Task goal
Count the lines containing "arrow". Give the number alone.
= = = =
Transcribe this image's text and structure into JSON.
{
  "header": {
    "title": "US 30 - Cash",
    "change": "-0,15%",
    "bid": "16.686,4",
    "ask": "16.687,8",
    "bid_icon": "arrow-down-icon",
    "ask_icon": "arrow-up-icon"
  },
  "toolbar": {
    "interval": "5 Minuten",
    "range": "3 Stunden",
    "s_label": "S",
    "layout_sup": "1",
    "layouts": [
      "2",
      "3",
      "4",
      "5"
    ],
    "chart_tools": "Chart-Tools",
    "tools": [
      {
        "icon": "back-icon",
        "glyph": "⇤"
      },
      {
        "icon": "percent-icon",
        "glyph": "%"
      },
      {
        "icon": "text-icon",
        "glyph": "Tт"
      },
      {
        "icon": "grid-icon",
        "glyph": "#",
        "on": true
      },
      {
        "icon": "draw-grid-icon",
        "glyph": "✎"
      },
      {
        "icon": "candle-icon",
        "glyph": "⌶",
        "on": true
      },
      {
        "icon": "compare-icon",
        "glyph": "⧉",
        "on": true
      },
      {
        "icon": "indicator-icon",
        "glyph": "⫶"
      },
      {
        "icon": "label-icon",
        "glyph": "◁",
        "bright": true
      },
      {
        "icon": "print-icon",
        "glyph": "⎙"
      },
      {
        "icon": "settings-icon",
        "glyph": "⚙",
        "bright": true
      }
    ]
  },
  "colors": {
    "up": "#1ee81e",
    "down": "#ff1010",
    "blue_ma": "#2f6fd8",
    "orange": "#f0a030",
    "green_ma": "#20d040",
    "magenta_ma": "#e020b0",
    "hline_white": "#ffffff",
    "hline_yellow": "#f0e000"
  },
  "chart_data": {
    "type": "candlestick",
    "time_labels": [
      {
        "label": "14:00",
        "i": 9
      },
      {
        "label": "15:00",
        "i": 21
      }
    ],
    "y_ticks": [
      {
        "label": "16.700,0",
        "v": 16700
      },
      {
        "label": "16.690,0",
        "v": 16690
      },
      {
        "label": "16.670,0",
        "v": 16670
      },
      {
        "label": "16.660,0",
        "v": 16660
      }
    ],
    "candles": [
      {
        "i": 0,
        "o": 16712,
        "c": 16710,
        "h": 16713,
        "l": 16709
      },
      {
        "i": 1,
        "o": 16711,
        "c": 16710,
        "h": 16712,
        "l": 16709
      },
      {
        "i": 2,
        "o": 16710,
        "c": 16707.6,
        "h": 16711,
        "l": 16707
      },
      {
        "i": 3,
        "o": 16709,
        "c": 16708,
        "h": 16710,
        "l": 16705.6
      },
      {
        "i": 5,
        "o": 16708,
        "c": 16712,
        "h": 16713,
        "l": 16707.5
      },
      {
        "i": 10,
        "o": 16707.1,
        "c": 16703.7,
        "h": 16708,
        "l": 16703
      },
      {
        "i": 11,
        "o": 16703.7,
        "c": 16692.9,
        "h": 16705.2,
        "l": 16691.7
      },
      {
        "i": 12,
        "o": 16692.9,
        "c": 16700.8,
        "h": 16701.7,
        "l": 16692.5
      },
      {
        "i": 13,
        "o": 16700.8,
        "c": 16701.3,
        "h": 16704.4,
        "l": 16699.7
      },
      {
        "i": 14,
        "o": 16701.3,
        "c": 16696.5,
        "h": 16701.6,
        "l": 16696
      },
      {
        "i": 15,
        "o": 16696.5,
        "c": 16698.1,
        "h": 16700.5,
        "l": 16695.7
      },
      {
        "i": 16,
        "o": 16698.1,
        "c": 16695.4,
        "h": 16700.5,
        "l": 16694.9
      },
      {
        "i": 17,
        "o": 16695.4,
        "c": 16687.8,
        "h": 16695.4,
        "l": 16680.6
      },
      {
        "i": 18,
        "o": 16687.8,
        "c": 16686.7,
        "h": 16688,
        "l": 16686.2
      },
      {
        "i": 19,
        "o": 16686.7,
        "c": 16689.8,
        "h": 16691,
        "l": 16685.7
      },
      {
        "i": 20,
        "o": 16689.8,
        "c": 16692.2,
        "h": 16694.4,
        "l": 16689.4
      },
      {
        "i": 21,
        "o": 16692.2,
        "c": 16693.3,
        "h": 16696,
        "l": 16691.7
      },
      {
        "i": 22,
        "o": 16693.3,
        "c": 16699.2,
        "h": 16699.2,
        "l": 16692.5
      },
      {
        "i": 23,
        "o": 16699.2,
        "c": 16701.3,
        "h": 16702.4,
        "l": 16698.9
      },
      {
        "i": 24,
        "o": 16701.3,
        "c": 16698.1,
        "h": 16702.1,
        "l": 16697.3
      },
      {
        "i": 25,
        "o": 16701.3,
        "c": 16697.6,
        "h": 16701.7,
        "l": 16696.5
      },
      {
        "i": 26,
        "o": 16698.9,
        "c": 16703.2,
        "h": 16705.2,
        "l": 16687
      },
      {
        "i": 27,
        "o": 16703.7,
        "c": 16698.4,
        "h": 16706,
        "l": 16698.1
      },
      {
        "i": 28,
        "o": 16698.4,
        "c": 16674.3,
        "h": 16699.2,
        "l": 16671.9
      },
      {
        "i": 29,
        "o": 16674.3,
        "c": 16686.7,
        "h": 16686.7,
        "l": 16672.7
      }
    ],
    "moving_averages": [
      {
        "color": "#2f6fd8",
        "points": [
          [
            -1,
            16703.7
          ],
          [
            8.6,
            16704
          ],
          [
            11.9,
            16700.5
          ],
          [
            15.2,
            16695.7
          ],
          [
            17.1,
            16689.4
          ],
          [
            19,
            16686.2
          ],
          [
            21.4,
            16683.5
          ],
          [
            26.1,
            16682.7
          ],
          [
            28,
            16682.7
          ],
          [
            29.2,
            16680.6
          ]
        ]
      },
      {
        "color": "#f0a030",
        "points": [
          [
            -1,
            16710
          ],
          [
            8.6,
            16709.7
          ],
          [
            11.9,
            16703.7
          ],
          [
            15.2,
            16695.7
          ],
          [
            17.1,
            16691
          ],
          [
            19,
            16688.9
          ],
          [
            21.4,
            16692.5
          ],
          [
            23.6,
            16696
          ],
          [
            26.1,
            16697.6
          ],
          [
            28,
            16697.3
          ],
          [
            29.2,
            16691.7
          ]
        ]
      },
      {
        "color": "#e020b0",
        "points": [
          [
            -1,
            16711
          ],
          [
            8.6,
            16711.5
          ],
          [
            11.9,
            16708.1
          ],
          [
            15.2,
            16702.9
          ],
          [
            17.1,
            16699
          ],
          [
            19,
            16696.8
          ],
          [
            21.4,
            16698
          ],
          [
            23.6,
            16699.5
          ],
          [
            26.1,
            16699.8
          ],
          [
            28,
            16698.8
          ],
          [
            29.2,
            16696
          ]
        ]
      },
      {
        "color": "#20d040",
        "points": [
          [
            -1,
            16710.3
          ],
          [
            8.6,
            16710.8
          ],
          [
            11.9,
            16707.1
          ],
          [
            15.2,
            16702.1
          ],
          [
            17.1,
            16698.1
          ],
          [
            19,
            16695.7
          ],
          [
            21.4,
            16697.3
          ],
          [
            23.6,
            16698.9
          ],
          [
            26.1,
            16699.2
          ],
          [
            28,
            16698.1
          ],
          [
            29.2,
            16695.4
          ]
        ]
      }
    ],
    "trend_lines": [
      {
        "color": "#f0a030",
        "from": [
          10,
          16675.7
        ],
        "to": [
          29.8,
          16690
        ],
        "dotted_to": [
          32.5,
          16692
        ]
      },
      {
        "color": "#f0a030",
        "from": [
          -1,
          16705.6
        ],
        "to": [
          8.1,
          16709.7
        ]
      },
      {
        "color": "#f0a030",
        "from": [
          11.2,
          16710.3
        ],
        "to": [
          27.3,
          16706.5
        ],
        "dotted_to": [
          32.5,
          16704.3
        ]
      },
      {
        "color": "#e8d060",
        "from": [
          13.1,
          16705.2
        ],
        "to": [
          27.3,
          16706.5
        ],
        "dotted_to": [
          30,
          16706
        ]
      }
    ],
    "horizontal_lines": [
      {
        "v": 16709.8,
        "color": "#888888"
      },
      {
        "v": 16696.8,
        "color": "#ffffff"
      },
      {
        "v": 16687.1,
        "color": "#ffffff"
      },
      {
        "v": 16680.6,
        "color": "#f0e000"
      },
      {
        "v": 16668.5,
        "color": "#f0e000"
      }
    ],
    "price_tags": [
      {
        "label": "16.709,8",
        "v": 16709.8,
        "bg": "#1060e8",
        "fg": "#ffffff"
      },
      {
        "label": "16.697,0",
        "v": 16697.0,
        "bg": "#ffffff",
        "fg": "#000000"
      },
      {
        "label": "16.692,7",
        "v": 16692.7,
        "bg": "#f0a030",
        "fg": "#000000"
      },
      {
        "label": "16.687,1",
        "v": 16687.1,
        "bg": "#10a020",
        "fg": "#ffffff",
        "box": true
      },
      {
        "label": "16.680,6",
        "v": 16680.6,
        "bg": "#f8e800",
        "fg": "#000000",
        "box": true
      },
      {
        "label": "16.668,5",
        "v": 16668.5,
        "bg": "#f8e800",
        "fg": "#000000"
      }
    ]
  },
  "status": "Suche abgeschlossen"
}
= = = =
Worked solution
2